Gather each line containing the string "this" from these entries.
# Start of Records provided
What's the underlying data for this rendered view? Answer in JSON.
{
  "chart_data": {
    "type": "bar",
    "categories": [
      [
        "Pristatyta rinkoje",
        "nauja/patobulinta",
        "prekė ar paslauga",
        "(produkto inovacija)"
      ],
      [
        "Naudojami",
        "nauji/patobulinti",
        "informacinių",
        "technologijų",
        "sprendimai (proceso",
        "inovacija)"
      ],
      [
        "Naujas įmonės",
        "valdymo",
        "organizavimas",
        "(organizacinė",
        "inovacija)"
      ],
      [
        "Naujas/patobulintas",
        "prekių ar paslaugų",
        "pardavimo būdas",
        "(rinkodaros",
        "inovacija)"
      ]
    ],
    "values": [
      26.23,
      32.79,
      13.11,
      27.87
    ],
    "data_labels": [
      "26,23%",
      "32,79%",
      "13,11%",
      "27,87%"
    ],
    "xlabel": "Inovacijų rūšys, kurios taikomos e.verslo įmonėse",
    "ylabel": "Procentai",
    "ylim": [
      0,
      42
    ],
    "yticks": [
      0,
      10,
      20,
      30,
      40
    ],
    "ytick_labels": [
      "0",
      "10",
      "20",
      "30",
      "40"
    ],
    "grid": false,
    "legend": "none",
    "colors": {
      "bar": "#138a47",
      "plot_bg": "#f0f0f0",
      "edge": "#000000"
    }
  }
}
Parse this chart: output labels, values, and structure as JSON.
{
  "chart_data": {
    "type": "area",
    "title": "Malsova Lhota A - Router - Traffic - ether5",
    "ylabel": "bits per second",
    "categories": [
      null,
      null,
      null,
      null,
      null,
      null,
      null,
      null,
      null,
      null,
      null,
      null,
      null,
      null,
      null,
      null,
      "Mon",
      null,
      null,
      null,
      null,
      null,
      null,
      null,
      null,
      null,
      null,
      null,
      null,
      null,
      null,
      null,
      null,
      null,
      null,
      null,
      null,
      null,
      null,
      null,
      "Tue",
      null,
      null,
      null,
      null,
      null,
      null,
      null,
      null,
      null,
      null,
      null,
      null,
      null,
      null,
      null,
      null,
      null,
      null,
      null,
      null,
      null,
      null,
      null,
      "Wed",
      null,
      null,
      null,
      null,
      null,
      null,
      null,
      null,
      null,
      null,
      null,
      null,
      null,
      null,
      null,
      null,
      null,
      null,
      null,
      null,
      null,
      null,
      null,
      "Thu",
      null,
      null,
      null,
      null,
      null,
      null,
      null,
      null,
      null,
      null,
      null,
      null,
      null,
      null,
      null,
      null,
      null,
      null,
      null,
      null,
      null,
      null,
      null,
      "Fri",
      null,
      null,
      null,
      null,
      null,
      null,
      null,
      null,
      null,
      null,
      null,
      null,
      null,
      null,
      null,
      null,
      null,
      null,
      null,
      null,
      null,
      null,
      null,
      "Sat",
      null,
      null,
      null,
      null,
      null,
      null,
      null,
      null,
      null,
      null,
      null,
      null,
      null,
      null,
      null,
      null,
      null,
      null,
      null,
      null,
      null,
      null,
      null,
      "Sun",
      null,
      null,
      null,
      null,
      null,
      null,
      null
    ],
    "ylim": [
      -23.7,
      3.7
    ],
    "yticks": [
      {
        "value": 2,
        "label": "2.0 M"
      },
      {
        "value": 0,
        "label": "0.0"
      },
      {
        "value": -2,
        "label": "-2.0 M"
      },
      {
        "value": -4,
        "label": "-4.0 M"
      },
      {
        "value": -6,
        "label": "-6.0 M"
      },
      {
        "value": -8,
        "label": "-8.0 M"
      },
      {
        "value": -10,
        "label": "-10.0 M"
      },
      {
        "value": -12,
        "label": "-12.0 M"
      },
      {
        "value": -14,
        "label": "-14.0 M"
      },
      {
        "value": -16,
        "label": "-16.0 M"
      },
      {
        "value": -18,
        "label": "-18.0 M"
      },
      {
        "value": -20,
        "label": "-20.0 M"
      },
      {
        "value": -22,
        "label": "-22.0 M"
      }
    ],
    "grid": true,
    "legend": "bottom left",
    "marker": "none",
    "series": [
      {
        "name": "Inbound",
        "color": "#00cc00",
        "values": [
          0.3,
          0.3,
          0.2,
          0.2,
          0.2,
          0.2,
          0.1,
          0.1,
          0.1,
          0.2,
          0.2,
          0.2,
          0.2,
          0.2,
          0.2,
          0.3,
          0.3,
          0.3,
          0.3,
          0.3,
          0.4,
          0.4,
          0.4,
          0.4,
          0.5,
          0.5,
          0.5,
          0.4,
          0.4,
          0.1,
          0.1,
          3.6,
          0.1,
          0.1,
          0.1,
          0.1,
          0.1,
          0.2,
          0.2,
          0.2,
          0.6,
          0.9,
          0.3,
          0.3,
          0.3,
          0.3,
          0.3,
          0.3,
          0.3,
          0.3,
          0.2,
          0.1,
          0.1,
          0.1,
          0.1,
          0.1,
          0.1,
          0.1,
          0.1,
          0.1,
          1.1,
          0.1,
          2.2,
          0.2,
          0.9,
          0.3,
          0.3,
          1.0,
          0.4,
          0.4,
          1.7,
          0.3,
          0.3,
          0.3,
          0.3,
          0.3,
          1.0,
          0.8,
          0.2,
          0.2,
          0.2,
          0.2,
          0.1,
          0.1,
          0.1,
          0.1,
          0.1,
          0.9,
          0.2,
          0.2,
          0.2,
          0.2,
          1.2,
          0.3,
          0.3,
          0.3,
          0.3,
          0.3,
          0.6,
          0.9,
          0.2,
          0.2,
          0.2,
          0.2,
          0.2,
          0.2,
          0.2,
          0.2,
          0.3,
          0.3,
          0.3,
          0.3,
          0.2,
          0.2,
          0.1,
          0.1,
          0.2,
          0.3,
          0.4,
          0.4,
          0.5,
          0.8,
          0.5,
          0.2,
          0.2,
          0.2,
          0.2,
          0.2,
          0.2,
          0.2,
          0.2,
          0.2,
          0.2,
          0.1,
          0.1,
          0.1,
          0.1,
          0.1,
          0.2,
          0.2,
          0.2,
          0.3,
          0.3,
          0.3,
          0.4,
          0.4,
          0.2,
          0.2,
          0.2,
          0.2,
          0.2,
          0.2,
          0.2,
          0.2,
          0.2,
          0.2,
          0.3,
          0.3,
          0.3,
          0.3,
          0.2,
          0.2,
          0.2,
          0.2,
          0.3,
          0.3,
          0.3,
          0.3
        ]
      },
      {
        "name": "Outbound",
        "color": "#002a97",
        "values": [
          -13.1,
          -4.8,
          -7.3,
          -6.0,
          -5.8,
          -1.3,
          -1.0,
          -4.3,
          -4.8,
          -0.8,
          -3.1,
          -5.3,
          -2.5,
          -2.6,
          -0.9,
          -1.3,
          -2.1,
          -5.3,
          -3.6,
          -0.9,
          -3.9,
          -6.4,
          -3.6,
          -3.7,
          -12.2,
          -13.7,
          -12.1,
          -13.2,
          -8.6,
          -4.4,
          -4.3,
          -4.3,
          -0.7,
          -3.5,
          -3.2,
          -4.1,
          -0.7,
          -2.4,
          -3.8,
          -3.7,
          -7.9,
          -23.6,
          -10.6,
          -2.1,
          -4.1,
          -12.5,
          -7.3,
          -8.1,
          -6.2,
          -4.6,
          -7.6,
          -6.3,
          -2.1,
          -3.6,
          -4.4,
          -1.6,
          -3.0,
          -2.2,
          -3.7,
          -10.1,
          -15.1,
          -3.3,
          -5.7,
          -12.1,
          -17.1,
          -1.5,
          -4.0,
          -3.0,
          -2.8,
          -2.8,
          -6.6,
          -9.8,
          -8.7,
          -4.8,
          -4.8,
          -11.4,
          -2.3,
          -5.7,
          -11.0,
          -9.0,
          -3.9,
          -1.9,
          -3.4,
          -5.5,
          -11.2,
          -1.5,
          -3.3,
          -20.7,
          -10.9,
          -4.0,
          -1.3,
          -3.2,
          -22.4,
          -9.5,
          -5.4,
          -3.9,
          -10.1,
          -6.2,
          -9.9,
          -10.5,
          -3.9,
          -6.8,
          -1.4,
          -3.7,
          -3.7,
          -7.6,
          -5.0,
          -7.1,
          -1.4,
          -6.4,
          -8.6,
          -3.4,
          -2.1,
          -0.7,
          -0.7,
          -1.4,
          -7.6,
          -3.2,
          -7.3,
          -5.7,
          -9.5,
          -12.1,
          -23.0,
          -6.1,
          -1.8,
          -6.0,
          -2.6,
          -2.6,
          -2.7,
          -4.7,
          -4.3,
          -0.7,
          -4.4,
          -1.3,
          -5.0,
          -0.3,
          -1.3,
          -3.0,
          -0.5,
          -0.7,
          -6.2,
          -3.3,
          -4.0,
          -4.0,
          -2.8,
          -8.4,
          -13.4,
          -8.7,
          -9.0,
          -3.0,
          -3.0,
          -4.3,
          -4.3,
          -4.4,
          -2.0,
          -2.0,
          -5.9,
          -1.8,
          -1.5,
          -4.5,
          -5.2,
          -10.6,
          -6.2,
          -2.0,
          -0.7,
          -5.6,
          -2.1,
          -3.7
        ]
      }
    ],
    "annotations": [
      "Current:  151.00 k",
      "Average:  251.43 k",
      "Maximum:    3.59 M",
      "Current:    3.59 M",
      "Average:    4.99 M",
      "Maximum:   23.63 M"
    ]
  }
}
# End of Records provided
* Full solution
What's the underlying data for this rendered view? Answer in JSON.
Parse this chart: output labels, values, and structure as JSON.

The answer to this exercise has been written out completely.